* Work to be completed:
Search the listing below for the string "color" and show each line that contains it.

* Dataset records:

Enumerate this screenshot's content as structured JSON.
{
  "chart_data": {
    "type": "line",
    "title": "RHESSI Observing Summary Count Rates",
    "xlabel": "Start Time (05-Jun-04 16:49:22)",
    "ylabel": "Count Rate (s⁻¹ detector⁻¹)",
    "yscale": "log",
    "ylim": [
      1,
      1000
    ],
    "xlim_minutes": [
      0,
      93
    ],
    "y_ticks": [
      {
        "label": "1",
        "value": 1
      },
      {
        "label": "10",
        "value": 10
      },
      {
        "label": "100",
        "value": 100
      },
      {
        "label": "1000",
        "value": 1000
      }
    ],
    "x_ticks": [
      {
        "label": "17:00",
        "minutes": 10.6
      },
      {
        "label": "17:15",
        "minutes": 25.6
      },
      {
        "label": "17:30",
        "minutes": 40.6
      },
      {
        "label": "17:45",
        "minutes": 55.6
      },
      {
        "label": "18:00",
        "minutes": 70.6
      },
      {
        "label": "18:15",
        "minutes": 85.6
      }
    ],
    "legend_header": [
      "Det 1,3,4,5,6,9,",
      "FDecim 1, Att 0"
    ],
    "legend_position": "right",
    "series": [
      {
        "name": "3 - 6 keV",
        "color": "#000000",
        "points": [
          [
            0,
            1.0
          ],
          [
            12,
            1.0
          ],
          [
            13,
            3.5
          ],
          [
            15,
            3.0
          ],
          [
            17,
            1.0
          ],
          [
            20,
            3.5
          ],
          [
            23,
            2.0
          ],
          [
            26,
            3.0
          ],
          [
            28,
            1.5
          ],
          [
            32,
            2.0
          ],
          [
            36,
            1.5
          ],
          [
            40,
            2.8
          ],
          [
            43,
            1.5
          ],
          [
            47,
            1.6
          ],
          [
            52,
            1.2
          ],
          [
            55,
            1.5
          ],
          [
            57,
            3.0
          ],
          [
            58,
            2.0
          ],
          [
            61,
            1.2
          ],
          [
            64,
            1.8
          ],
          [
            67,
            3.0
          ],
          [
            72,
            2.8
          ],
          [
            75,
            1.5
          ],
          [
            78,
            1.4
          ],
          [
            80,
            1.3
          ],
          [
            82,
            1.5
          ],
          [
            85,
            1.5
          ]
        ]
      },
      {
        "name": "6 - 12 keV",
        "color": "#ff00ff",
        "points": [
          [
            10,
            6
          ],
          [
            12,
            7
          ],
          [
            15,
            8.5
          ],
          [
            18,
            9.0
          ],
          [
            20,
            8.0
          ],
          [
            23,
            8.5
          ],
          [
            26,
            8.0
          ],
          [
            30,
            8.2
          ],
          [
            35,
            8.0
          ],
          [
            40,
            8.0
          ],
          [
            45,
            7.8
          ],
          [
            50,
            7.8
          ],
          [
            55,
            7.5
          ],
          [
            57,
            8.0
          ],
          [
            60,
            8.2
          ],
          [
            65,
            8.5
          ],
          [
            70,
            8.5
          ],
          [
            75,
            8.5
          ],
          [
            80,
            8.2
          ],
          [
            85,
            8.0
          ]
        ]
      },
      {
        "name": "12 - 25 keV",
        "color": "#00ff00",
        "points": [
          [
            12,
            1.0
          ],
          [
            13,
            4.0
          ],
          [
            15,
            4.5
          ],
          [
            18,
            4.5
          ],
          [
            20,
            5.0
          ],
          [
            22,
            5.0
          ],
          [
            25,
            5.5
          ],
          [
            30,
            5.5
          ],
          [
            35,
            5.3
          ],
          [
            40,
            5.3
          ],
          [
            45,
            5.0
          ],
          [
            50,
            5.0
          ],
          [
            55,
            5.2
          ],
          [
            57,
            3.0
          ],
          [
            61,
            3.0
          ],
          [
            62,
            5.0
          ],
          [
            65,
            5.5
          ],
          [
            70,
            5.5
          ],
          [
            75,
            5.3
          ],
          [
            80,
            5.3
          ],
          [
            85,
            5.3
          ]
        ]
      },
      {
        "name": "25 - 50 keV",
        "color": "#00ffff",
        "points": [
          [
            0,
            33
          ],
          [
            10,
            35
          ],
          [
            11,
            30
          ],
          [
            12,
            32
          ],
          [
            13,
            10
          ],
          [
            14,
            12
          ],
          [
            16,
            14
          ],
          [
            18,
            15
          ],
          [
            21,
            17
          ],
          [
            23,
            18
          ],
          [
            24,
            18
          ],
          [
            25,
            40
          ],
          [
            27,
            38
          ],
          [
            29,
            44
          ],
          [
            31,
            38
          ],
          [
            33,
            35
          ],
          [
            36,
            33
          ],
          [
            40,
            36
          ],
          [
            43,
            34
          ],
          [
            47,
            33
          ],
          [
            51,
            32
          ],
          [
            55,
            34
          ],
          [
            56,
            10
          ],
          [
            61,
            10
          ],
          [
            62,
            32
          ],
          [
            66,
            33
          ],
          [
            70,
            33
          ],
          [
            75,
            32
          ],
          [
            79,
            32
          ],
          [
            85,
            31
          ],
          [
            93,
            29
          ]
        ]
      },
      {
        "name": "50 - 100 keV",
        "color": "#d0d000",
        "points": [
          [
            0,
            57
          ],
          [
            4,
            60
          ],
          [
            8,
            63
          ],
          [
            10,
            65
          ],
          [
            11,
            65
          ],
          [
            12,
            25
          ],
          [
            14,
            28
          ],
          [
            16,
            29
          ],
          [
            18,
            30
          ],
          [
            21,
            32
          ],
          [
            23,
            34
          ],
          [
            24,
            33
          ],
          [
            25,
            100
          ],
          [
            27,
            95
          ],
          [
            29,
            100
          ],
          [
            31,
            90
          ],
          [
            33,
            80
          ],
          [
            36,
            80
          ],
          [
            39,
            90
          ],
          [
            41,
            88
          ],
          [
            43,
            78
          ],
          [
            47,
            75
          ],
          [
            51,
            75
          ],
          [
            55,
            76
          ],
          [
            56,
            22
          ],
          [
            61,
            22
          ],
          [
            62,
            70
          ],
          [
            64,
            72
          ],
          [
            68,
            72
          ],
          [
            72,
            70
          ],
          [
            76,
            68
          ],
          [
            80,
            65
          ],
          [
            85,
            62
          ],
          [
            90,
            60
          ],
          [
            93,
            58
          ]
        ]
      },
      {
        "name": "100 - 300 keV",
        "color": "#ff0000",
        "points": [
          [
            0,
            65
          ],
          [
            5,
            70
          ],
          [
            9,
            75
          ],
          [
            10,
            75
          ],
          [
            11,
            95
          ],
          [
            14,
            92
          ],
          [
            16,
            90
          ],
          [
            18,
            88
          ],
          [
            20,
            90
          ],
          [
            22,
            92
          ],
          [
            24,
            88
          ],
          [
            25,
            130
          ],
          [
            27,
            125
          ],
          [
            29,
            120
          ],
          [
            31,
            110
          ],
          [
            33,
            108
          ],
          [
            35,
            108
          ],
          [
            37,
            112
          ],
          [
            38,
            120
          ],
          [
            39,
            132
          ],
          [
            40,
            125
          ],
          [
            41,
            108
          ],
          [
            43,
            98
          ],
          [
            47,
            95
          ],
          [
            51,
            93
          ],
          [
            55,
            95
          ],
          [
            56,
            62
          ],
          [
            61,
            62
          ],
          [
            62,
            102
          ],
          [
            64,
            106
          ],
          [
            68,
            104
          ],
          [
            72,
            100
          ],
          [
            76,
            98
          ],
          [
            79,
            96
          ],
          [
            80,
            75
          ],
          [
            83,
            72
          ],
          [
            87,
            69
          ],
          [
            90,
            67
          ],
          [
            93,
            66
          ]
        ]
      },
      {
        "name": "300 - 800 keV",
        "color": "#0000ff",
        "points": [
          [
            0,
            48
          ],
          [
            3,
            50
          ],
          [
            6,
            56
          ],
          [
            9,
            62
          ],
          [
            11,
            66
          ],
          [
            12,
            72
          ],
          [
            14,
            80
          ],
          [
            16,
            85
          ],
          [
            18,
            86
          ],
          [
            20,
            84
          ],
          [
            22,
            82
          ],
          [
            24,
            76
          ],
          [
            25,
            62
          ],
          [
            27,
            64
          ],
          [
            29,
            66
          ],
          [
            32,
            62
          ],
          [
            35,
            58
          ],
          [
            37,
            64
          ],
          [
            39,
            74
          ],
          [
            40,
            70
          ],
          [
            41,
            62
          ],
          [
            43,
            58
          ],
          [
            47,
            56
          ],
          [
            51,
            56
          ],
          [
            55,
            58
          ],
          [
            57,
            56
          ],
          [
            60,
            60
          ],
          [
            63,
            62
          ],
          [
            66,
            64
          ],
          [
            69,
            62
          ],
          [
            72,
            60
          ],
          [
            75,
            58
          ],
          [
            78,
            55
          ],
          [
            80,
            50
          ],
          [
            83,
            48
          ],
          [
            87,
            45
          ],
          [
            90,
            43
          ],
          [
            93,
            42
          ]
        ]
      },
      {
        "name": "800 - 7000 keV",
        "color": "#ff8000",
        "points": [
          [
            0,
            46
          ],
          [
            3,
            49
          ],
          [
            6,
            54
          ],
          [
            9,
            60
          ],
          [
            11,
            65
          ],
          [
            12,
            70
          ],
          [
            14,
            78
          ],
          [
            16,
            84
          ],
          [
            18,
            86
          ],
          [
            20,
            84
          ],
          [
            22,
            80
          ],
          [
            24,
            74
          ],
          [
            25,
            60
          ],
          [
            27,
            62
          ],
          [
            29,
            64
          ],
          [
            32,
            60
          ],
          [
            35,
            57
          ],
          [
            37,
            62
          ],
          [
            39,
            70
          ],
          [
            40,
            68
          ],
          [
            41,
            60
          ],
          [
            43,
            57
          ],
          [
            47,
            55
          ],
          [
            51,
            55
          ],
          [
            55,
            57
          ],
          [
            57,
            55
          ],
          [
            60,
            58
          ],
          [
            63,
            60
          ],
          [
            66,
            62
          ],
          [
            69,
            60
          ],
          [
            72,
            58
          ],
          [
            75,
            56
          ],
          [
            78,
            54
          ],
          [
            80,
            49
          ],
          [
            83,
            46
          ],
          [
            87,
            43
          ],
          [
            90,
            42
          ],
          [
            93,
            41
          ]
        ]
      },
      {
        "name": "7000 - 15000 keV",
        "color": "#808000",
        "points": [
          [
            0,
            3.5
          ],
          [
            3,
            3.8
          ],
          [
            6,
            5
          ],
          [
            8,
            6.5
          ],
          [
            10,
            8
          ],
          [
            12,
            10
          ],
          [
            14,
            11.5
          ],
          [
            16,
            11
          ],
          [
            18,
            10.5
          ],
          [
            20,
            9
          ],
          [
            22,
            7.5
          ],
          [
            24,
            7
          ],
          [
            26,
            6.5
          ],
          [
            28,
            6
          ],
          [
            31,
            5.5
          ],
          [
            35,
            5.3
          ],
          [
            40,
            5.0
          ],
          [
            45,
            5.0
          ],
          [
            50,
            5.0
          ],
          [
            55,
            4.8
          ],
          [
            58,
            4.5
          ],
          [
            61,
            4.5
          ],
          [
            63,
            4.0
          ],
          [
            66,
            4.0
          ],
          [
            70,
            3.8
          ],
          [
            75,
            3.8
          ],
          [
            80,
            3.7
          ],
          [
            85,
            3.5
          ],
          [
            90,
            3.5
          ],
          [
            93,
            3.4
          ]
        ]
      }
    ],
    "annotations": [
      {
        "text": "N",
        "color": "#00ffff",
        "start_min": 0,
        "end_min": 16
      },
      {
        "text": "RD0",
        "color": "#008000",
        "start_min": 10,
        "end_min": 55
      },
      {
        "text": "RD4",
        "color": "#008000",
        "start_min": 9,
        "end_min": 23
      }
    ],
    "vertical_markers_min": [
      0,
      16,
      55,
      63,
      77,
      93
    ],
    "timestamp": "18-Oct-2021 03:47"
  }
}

* Task result:
        "color": "#000000",
        "color": "#ff00ff",
        "color": "#00ff00",
        "color": "#00ffff",
        "color": "#d0d000",
        "color": "#ff0000",
        "color": "#0000ff",
        "color": "#ff8000",
        "color": "#808000",
        "color": "#00ffff",
        "color": "#008000",
        "color": "#008000",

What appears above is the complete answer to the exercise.